— EXERCISE DESCRIPTION —
Assemble all lines in which the string "name" appears.
**** DATA SECTION
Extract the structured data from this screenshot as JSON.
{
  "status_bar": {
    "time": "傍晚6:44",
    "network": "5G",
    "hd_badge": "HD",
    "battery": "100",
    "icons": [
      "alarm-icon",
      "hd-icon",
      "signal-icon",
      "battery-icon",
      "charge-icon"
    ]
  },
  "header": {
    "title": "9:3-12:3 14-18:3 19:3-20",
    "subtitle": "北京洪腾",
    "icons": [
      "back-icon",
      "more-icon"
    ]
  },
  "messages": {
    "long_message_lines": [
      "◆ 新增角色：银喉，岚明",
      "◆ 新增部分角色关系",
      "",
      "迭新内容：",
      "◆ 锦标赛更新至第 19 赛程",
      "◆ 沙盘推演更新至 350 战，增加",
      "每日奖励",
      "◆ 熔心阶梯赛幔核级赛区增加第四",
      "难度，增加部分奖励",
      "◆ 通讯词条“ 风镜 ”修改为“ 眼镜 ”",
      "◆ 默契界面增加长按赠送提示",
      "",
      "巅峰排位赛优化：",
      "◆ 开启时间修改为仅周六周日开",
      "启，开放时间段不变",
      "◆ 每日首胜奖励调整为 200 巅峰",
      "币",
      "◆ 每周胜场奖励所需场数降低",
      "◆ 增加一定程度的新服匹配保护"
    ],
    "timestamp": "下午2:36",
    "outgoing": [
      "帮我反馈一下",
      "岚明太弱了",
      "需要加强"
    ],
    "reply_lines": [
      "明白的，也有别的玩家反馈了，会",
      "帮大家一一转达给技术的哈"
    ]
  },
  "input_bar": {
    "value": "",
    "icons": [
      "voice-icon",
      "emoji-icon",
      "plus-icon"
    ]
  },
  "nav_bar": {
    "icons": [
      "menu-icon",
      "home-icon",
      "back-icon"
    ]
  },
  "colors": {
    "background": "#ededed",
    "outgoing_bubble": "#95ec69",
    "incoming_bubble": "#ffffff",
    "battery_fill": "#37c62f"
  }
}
********
**** DATA SECTION
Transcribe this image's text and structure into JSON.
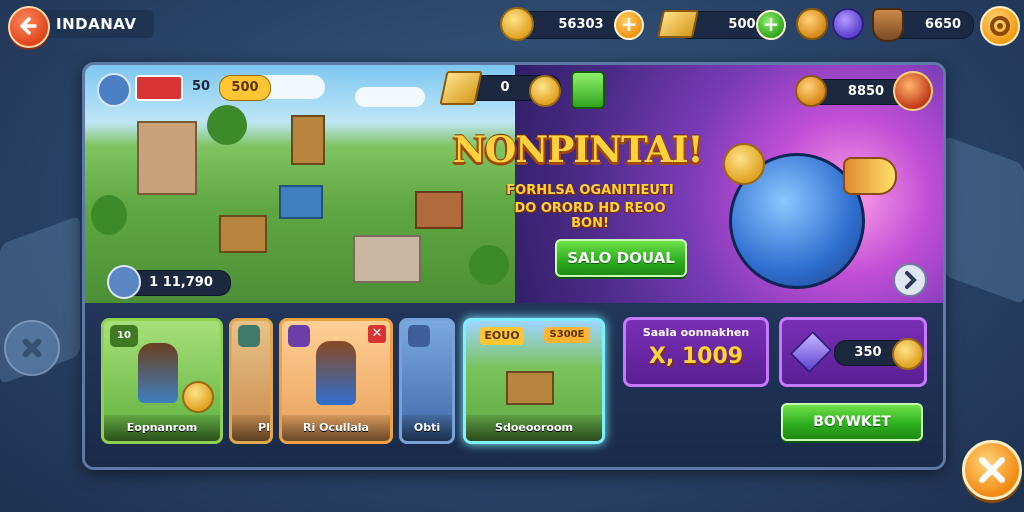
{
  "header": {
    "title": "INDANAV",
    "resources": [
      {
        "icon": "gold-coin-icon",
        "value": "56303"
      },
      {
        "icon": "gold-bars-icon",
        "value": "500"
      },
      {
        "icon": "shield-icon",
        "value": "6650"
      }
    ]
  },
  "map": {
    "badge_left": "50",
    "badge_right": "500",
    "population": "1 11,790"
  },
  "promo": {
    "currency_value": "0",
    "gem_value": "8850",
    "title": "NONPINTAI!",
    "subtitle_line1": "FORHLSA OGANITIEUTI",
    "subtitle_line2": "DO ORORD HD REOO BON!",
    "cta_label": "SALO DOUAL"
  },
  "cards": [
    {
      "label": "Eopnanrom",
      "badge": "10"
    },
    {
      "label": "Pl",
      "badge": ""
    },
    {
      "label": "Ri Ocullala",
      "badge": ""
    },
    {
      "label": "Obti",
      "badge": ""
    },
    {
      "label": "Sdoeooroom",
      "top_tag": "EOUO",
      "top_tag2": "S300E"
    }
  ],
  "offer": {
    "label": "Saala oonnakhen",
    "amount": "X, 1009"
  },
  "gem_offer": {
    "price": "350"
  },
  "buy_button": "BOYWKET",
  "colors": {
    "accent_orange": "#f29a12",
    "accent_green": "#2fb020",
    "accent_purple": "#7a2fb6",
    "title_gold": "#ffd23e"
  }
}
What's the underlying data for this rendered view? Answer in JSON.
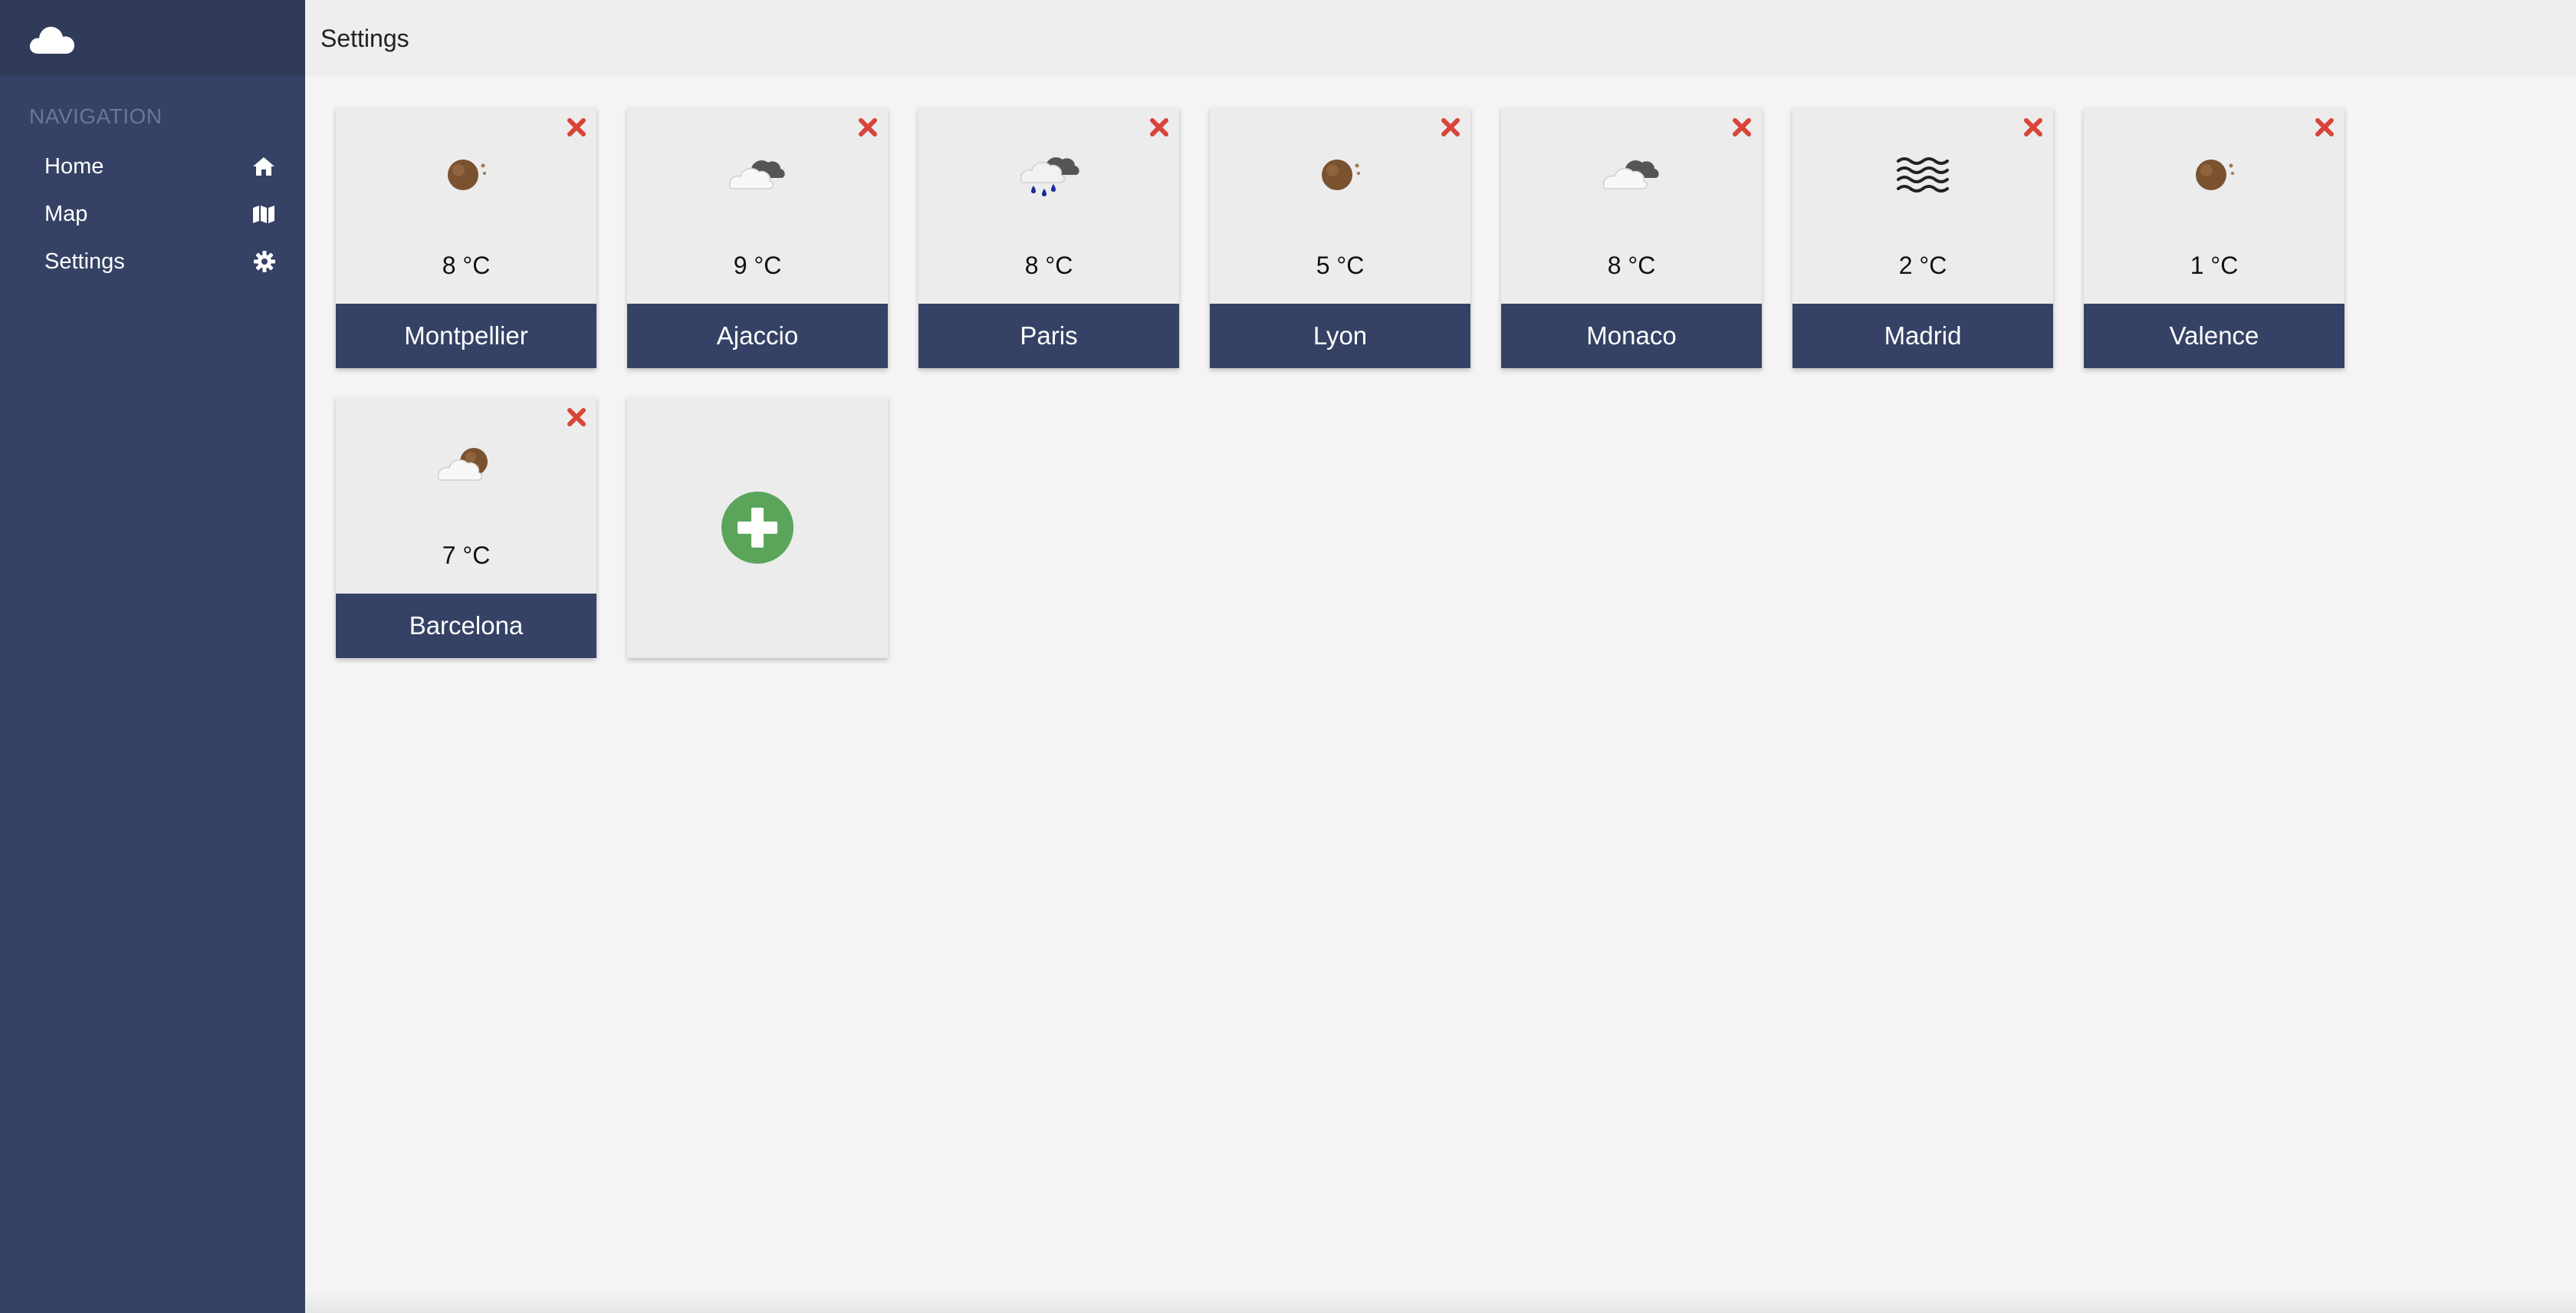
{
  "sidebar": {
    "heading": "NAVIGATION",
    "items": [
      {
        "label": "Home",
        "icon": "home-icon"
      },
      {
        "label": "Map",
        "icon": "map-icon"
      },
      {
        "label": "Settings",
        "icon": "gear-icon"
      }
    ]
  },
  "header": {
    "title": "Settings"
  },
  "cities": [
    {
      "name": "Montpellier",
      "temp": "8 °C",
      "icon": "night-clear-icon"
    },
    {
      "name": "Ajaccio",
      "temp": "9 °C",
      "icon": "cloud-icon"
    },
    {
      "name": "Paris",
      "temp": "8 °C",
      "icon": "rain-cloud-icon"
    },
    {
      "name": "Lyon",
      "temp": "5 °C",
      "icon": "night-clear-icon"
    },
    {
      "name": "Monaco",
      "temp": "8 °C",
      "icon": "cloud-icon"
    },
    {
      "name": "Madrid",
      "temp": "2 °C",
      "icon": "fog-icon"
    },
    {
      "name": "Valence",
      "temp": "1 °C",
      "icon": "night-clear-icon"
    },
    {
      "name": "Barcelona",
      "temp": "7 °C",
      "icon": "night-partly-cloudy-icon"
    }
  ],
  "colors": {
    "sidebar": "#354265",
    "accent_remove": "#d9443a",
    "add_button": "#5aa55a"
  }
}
********
— WRITTEN SOLUTION —
      "name": "Montpellier",
      "name": "Ajaccio",
      "name": "Paris",
      "name": "Lyon",
      "name": "Monaco",
      "name": "Madrid",
      "name": "Valence",
      "name": "Barcelona",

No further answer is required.